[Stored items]
============
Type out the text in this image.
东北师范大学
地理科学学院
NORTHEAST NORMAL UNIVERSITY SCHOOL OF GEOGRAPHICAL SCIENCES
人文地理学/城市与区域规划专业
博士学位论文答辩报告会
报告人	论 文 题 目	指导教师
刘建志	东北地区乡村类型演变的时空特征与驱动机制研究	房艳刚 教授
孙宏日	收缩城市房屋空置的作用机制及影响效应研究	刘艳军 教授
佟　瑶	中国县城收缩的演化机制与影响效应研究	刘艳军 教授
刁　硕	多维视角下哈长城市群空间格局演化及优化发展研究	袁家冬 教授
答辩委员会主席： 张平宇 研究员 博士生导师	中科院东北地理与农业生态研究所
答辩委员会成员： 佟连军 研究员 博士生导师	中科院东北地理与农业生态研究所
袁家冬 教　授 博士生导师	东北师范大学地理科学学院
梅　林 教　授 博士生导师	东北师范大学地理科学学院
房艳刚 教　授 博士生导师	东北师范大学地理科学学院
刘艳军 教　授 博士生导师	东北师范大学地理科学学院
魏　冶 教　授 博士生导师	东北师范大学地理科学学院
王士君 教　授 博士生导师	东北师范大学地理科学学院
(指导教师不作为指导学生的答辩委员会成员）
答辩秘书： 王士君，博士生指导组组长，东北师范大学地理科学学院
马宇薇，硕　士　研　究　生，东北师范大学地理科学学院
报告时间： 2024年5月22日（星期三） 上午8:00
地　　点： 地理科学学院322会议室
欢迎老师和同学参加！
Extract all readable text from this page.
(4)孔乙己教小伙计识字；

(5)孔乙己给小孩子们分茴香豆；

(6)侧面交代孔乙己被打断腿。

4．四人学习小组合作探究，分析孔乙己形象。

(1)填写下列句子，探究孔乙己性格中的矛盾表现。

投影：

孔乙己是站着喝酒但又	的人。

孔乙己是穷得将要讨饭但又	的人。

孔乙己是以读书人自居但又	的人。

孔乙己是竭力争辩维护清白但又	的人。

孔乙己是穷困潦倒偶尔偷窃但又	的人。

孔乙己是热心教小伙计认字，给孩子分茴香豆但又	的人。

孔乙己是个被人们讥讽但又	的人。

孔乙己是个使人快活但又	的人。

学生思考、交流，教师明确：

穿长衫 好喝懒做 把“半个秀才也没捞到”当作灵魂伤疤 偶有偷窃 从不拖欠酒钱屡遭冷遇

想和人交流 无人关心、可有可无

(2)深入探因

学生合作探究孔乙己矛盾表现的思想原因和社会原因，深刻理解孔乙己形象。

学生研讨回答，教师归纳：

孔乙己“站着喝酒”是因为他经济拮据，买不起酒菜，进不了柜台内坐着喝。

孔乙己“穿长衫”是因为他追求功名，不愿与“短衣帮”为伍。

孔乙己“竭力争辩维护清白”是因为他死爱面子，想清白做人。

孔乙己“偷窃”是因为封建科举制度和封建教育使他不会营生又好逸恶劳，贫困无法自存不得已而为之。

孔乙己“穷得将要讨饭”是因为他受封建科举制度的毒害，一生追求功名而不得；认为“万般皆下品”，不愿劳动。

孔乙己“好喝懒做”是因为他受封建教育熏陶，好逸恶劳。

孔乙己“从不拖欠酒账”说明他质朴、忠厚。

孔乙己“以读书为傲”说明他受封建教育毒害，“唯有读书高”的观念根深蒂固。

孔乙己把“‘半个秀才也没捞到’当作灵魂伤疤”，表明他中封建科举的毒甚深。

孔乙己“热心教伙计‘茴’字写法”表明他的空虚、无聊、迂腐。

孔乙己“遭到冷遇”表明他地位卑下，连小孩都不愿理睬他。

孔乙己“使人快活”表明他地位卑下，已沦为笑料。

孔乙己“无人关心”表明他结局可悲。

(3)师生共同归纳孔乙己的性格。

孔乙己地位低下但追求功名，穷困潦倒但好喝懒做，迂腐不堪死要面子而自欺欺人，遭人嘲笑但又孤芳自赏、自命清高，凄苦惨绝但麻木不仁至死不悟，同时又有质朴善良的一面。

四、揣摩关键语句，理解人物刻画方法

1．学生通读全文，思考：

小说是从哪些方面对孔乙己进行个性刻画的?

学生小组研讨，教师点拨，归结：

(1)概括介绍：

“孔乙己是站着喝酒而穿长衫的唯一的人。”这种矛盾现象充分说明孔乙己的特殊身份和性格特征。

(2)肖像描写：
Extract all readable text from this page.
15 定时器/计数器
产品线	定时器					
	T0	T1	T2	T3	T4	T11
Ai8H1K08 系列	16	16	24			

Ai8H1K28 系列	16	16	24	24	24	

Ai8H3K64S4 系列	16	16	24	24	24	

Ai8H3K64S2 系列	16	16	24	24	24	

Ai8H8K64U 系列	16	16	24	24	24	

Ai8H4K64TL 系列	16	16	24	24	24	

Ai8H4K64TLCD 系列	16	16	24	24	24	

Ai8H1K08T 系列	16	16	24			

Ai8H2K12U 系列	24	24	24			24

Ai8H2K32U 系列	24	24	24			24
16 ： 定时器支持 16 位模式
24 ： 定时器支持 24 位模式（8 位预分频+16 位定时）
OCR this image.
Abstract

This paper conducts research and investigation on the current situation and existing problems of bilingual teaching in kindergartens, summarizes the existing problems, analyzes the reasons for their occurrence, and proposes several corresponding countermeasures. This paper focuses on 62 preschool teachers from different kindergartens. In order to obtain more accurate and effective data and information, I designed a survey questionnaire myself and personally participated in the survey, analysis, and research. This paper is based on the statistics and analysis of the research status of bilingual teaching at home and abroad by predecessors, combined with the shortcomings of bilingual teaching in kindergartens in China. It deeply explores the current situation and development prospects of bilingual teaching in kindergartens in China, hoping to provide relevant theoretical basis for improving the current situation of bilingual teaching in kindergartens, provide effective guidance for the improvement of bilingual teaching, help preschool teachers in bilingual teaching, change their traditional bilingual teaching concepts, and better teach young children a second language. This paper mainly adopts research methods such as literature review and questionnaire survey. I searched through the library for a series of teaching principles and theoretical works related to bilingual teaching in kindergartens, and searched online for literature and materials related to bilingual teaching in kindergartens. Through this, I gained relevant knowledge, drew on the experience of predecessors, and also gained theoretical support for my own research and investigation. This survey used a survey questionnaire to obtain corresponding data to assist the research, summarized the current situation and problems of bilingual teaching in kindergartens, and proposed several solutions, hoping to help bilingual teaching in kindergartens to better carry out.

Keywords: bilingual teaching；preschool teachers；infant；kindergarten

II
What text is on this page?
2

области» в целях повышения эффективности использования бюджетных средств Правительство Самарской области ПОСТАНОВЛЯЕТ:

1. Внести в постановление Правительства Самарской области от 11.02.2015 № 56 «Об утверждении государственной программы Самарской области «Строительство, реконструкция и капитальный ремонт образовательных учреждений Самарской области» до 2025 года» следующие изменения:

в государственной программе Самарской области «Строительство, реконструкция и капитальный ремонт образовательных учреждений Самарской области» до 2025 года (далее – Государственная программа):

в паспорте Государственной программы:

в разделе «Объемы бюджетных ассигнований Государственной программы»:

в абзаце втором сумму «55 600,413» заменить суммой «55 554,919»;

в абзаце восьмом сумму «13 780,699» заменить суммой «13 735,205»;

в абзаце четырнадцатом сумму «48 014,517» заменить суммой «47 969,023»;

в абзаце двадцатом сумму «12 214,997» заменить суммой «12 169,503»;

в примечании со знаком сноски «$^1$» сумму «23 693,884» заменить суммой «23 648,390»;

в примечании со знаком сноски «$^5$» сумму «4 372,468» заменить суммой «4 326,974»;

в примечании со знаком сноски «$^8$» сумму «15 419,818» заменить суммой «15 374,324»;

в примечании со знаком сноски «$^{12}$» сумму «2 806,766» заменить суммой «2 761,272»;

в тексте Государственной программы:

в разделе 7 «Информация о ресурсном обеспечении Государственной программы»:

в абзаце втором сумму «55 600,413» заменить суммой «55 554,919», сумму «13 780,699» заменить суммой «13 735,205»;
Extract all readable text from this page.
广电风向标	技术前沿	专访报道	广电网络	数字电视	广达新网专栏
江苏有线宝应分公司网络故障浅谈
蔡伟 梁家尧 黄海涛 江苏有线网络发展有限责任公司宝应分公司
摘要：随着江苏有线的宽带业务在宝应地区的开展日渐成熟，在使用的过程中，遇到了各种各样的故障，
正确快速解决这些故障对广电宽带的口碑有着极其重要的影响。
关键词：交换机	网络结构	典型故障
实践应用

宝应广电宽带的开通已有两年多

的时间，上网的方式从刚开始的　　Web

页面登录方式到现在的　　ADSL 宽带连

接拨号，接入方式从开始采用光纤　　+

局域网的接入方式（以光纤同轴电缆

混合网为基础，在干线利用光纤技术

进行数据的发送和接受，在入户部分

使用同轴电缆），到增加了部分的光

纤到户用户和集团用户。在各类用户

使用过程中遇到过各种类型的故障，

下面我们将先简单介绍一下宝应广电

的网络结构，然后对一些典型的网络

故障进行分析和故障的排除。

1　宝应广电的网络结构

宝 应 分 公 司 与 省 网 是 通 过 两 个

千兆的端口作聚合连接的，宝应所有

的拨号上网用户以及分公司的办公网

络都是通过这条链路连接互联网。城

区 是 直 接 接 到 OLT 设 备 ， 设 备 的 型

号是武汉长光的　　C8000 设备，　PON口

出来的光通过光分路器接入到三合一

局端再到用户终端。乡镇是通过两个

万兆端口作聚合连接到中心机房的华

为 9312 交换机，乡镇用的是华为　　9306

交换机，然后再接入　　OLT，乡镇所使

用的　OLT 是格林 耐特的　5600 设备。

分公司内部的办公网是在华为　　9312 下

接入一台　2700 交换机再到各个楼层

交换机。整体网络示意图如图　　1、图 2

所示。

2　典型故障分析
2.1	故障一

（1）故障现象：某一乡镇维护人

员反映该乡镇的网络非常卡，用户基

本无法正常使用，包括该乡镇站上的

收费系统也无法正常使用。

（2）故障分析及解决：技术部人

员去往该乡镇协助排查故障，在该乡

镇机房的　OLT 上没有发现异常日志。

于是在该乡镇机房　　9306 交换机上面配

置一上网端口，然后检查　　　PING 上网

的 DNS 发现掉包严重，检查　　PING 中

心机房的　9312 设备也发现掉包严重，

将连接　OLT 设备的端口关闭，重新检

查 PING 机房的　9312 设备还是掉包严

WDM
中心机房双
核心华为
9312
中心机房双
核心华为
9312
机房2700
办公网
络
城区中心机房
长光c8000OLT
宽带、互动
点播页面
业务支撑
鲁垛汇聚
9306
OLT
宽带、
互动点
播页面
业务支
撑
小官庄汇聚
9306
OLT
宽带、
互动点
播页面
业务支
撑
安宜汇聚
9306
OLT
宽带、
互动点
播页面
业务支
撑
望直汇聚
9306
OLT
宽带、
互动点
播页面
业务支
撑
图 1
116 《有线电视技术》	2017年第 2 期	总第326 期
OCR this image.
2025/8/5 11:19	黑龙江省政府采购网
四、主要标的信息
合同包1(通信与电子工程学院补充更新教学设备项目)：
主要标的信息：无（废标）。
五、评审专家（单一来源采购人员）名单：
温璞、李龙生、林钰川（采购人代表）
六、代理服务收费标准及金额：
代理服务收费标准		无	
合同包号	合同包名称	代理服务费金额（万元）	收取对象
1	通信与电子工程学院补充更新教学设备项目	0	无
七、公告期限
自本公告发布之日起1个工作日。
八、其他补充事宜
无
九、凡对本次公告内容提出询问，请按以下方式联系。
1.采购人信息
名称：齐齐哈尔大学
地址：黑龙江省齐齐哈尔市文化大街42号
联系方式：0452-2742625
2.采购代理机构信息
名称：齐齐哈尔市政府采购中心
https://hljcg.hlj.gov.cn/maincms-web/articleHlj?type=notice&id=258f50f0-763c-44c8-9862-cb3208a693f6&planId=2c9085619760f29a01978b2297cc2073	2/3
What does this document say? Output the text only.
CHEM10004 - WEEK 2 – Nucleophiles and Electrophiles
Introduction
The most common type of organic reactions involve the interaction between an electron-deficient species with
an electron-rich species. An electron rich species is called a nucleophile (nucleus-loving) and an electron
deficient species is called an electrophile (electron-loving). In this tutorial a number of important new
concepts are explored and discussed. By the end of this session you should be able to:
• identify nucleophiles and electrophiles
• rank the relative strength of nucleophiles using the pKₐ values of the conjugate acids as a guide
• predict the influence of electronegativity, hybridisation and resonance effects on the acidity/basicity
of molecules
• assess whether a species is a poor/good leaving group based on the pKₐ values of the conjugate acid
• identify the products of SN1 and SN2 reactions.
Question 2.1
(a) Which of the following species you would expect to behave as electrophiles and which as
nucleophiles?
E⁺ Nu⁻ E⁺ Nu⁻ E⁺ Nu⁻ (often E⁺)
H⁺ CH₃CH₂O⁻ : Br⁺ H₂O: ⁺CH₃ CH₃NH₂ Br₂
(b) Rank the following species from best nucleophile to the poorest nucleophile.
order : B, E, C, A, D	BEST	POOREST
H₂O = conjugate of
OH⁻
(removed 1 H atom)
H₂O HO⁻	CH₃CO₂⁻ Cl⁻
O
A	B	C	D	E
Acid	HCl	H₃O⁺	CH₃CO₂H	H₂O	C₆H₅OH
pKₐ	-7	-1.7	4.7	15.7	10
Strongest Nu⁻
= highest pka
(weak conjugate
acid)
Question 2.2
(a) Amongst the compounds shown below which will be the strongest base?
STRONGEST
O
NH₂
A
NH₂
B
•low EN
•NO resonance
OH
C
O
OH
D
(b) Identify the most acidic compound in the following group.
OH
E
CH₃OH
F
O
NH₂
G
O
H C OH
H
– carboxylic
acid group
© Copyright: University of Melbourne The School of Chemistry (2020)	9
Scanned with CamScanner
============
_EXERCISE REQUIREMENTS_. Collect the complete line wherever the string "deficient" appears in the records.

_ANSWER FOR THE TASK_.
The most common type of organic reactions involve the interaction between an electron-deficient species with
deficient species is called an electrophile (electron-loving). In this tutorial a number of important new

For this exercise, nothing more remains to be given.